* begin SUPPLIED INFORMATION *
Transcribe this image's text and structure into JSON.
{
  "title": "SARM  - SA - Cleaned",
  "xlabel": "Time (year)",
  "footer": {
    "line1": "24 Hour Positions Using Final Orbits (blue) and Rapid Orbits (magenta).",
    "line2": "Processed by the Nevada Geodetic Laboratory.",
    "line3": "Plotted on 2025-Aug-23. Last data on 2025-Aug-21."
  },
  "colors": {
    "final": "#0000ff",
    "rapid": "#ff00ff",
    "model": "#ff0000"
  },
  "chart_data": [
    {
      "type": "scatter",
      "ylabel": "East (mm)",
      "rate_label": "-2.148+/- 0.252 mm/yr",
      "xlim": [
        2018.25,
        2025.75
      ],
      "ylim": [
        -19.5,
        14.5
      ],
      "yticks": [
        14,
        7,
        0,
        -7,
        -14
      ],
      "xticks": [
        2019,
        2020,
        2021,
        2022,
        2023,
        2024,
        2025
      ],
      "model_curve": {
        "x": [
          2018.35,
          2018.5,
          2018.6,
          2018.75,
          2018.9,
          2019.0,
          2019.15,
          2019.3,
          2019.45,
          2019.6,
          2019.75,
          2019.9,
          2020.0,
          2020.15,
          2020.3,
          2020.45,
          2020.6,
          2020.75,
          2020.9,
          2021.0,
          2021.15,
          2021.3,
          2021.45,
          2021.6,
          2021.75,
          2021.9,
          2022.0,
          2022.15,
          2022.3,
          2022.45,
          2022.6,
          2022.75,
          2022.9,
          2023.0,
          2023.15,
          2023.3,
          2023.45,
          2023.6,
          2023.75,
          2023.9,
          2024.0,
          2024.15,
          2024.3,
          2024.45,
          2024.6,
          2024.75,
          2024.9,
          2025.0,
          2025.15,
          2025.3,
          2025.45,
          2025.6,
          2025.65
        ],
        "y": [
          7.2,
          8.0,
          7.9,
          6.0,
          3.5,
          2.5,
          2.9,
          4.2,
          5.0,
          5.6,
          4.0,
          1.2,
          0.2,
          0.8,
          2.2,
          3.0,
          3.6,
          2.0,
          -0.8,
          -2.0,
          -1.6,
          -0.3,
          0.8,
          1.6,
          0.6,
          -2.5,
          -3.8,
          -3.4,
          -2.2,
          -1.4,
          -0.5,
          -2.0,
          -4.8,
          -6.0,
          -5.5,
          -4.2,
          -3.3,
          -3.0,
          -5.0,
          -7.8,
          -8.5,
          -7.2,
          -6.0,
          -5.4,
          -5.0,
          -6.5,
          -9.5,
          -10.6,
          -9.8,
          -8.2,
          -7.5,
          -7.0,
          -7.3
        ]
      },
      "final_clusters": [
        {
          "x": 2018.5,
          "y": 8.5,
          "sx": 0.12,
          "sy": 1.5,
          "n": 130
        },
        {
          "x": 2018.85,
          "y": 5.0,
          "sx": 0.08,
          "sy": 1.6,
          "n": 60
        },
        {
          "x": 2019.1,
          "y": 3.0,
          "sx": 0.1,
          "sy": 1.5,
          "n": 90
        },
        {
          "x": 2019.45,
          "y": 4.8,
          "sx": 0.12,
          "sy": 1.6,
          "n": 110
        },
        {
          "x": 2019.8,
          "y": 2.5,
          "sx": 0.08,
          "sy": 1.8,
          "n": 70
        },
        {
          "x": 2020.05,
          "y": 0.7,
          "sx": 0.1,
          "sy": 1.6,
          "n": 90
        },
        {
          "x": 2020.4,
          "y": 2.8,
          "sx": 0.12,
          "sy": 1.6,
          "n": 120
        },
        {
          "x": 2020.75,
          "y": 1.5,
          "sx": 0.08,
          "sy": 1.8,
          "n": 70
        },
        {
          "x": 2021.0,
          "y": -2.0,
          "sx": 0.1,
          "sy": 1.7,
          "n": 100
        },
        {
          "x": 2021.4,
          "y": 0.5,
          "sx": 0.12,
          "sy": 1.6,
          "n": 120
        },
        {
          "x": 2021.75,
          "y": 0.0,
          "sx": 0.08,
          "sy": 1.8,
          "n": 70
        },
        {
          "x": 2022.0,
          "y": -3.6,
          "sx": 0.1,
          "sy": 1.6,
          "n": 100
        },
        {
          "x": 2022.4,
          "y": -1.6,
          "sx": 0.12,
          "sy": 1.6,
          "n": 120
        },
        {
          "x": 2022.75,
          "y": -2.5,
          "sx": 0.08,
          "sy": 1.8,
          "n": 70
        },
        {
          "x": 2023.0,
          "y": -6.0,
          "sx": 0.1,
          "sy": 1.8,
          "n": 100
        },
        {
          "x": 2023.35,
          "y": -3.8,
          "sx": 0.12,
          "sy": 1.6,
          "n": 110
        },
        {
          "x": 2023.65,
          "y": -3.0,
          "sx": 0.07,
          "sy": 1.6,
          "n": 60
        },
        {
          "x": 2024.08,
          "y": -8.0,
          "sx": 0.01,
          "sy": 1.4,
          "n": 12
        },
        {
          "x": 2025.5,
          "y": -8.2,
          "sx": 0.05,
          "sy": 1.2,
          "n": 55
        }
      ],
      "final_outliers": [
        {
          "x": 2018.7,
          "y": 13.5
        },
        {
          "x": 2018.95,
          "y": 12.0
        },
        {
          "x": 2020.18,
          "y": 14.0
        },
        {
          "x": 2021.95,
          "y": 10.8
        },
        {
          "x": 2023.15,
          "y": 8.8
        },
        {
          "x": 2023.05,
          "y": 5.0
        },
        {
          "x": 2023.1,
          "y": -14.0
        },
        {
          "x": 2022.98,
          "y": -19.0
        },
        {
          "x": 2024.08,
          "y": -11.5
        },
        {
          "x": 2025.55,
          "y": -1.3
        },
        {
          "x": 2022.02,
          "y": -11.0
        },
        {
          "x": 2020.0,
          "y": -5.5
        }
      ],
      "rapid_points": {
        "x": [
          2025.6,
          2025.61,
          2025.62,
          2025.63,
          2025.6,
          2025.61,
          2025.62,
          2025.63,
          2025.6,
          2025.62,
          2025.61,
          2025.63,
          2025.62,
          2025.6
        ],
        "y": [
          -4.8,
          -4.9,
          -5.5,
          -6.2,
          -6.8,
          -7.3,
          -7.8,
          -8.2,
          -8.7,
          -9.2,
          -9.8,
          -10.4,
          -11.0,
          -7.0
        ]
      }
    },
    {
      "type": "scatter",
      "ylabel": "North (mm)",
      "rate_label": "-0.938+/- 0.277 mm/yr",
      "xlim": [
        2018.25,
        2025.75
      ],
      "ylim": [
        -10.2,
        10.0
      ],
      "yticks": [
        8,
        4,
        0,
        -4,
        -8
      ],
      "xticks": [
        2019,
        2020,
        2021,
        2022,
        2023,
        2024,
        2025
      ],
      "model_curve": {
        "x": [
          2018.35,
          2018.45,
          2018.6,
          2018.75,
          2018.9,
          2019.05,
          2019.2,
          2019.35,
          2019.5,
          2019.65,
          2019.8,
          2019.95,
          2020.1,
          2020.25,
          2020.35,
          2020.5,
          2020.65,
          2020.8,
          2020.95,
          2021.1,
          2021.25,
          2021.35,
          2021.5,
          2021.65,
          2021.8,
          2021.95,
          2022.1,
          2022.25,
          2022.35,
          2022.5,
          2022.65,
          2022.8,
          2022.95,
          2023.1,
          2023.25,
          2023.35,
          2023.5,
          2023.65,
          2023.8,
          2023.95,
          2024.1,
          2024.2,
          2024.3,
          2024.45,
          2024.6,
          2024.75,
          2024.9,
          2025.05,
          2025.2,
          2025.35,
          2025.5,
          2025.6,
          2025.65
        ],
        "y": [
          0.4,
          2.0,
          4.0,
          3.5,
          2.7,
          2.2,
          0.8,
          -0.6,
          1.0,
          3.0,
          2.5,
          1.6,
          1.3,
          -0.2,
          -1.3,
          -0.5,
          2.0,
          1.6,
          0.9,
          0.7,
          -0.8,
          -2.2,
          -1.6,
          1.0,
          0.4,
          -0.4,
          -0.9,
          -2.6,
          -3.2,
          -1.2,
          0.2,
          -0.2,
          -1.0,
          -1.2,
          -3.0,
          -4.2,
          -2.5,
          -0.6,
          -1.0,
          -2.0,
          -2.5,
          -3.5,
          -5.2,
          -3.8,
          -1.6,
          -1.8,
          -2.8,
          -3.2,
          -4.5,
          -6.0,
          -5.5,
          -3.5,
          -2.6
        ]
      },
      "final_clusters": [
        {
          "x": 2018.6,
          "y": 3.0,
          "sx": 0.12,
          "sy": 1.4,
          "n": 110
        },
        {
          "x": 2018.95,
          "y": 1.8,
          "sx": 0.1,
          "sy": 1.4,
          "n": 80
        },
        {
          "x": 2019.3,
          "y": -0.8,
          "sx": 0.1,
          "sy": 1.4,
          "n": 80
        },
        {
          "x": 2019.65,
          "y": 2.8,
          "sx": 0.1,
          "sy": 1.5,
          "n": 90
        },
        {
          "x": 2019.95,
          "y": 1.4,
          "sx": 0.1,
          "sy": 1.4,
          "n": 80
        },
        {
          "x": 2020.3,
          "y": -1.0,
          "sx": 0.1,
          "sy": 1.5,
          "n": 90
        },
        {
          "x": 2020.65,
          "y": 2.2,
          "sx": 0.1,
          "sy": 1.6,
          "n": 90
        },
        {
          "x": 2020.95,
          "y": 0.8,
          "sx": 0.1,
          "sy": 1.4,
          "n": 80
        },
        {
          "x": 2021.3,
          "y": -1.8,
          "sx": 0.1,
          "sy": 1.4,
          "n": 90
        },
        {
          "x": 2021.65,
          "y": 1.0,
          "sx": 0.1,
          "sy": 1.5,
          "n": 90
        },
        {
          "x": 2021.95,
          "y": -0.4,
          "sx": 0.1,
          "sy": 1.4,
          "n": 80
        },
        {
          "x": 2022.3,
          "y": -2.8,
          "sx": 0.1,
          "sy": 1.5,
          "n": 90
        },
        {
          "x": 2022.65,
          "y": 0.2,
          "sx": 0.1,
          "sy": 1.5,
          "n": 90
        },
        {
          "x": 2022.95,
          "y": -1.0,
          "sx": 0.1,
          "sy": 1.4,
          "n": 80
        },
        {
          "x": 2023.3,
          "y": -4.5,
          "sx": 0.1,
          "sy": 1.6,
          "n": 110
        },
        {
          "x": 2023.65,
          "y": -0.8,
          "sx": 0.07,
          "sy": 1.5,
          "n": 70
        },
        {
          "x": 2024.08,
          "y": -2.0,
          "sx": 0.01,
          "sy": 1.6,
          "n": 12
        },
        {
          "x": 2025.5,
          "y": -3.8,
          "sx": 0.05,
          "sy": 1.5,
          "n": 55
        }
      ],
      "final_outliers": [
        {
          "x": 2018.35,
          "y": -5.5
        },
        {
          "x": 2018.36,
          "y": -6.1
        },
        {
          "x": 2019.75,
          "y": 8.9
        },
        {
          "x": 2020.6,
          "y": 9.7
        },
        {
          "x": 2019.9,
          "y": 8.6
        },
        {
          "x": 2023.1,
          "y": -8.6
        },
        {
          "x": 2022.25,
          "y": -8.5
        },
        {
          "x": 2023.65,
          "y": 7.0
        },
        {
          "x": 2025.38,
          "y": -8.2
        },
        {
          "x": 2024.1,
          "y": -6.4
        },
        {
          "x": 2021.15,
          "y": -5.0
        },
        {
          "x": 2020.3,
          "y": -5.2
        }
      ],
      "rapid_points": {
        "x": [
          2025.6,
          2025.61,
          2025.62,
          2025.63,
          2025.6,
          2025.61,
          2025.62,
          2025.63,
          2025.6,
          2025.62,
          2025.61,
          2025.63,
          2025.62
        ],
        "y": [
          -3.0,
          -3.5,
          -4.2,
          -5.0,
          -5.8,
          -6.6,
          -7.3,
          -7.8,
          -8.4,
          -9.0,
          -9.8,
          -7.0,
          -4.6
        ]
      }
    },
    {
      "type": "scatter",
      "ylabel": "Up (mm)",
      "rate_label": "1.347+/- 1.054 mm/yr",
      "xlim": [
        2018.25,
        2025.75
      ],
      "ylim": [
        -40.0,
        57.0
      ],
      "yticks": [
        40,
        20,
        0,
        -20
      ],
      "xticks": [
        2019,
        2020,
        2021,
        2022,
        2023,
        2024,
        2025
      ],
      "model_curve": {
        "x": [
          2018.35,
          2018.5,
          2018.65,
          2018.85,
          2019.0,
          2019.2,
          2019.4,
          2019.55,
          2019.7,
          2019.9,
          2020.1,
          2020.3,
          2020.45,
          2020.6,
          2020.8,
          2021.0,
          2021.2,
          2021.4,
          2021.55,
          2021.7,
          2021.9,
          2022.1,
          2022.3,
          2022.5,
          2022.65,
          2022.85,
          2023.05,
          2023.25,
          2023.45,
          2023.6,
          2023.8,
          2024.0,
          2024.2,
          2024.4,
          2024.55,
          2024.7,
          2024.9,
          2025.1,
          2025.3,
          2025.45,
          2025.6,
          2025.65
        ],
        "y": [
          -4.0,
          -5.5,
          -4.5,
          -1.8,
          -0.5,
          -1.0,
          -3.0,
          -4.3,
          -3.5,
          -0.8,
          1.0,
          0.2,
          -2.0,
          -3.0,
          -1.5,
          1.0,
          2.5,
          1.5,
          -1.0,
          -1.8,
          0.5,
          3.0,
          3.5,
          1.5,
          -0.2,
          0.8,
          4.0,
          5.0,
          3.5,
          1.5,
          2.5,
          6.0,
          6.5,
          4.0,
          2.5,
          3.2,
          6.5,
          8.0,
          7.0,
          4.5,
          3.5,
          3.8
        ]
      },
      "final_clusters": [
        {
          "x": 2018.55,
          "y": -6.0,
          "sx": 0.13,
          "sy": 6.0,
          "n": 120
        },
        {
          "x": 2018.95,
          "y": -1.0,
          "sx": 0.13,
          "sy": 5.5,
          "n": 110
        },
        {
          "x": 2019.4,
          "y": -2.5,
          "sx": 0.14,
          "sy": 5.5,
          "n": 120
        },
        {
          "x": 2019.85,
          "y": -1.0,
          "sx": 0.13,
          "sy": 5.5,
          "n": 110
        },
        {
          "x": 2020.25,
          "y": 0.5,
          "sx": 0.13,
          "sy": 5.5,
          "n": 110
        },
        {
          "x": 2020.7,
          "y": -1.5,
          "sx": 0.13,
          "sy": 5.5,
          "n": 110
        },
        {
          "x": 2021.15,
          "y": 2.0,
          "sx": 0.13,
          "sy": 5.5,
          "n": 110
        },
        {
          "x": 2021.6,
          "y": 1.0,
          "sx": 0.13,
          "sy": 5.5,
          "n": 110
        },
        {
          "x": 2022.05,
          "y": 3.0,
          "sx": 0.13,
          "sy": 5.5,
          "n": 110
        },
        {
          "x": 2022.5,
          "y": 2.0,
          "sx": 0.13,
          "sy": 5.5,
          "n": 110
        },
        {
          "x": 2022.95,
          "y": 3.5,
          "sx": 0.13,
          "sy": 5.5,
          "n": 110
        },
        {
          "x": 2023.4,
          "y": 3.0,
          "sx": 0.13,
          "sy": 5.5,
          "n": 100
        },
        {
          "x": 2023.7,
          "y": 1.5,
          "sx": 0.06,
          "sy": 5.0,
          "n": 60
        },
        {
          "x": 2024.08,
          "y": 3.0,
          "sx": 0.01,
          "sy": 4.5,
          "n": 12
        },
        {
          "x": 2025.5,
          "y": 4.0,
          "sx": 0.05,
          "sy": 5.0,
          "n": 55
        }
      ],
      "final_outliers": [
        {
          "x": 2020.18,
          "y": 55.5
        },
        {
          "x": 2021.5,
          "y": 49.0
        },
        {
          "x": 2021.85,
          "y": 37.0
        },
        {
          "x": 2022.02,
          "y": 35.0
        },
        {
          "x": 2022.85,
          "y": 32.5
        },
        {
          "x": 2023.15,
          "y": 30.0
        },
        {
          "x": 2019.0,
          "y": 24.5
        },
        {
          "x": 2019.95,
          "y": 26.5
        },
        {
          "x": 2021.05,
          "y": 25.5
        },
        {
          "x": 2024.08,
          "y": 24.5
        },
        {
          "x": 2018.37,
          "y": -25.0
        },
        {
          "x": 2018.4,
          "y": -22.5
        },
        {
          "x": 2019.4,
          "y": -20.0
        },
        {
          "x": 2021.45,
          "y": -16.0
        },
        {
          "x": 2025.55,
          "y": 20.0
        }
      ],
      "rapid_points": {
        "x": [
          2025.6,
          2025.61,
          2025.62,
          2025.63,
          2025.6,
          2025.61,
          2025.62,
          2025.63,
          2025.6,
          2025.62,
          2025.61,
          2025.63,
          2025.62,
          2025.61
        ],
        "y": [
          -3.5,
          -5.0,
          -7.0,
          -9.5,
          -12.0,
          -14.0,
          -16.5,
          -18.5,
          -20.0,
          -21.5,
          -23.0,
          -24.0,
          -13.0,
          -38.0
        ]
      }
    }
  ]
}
* end SUPPLIED INFORMATION *
Where a line in the material contains "ylabel", copy that line.

      "ylabel": "East (mm)",
      "ylabel": "North (mm)",
      "ylabel": "Up (mm)",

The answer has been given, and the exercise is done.